<<<<
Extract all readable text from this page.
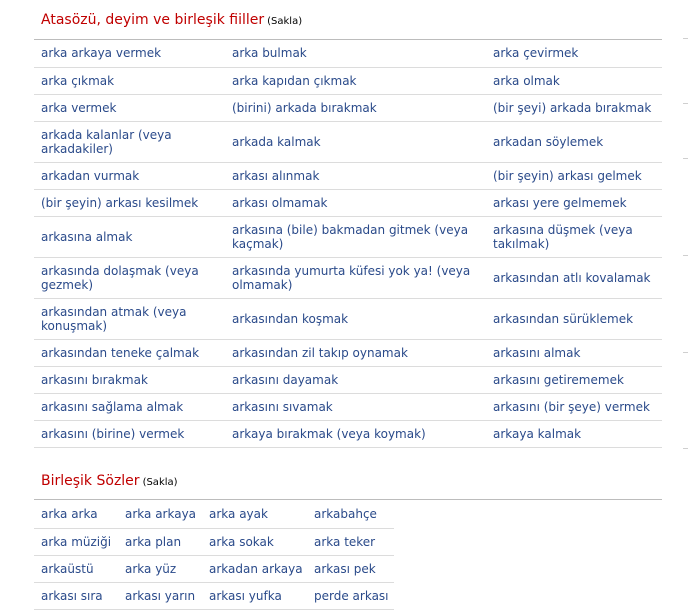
Atasözü, deyim ve birleşik fiiller (Sakla)
arka arkaya vermek	arka bulmak	arka çevirmek
arka çıkmak	arka kapıdan çıkmak	arka olmak
arka vermek	(birini) arkada bırakmak	(bir şeyi) arkada bırakmak
arkada kalanlar (veya arkadakiler)	arkada kalmak	arkadan söylemek
arkadan vurmak	arkası alınmak	(bir şeyin) arkası gelmek
(bir şeyin) arkası kesilmek	arkası olmamak	arkası yere gelmemek
arkasına almak	arkasına (bile) bakmadan gitmek (veya kaçmak)	arkasına düşmek (veya takılmak)
arkasında dolaşmak (veya gezmek)	arkasında yumurta küfesi yok ya! (veya olmamak)	arkasından atlı kovalamak
arkasından atmak (veya konuşmak)	arkasından koşmak	arkasından sürüklemek
arkasından teneke çalmak	arkasından zil takıp oynamak	arkasını almak
arkasını bırakmak	arkasını dayamak	arkasını getirememek
arkasını sağlama almak	arkasını sıvamak	arkasını (bir şeye) vermek
arkasını (birine) vermek	arkaya bırakmak (veya koymak)	arkaya kalmak
Birleşik Sözler (Sakla)
arka arka	arka arkaya	arka ayak	arkabahçe
arka müziği	arka plan	arka sokak	arka teker
arkaüstü	arka yüz	arkadan arkaya	arkası pek
arkası sıra	arkası yarın	arkası yufka	perde arkası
>>>>
→ **Task brief**
Identify and copy all lines with the word "bırakmak".

→ **Result of this exercise**
arka vermek	(birini) arkada bırakmak	(bir şeyi) arkada bırakmak
arkasını bırakmak	arkasını dayamak	arkasını getirememek
arkasını (birine) vermek	arkaya bırakmak (veya koymak)	arkaya kalmak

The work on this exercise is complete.